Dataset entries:
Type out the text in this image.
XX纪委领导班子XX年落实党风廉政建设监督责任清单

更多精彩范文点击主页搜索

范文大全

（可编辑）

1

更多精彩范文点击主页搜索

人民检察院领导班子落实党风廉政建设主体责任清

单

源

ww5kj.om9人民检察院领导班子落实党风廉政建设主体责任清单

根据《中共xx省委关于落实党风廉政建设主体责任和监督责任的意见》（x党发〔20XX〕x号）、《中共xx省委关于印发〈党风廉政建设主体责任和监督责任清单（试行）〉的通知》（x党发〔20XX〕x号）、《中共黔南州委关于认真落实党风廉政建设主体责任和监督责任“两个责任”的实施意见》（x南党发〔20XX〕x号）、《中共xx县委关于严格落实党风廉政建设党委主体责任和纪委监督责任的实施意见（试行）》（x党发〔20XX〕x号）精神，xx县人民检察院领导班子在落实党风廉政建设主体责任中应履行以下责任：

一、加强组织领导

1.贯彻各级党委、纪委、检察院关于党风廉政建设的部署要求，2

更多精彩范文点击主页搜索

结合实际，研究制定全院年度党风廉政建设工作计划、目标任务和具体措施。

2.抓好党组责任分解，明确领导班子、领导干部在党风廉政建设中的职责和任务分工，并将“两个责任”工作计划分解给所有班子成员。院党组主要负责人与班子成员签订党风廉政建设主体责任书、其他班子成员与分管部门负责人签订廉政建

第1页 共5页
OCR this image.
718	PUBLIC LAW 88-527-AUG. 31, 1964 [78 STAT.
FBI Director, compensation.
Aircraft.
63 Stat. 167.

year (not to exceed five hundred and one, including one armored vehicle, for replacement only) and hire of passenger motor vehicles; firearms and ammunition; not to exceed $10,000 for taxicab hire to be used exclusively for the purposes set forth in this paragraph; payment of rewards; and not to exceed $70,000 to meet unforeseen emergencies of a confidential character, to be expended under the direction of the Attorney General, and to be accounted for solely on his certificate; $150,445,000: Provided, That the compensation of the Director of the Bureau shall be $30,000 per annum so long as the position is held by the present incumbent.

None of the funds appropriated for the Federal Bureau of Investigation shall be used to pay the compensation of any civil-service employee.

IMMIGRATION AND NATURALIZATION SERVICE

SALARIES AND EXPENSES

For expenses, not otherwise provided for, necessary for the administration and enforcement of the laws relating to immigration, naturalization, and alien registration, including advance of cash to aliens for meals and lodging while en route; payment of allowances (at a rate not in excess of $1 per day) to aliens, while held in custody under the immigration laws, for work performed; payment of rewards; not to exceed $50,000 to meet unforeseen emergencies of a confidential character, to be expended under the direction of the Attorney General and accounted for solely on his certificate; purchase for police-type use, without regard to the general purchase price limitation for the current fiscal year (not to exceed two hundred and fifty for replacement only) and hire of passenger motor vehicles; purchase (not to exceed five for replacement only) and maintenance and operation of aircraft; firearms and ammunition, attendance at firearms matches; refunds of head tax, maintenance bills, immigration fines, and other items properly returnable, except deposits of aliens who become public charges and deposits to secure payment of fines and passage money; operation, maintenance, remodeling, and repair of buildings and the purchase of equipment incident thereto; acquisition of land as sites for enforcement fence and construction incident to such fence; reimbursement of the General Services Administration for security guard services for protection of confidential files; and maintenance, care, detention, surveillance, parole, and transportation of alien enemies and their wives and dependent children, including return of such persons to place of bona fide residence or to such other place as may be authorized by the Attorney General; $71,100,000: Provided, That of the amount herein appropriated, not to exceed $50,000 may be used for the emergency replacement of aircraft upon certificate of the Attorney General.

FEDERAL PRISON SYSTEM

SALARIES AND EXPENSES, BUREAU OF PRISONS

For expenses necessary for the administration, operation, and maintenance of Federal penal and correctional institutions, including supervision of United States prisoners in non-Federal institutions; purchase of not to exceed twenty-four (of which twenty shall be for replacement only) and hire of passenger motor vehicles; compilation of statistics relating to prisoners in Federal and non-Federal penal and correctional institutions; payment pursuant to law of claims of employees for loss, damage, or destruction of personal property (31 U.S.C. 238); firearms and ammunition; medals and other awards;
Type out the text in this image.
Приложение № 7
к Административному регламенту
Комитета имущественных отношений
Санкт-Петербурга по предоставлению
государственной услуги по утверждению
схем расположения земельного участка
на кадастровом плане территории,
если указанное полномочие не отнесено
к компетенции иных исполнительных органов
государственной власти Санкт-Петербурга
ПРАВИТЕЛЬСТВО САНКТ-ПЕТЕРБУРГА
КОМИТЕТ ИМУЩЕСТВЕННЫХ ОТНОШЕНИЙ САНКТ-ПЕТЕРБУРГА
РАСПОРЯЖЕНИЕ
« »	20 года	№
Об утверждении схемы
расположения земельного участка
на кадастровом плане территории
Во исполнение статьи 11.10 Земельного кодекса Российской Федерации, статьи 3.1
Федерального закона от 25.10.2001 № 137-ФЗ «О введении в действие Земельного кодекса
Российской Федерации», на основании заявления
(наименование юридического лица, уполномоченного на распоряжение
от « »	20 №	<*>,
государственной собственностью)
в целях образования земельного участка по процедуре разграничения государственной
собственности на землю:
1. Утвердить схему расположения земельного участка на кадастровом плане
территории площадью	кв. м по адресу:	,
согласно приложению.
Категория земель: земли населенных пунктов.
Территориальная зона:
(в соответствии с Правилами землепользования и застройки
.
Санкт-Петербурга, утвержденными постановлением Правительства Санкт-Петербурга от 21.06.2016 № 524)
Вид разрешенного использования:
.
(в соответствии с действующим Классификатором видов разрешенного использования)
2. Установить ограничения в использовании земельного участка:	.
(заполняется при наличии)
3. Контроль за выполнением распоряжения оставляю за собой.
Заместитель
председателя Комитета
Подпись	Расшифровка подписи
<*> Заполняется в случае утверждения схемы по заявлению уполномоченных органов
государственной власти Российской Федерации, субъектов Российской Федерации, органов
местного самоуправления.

> [Instruction] State the number of lines in these entries that include the string "участка". Provide nothing beyond that number.

> [Task result] 5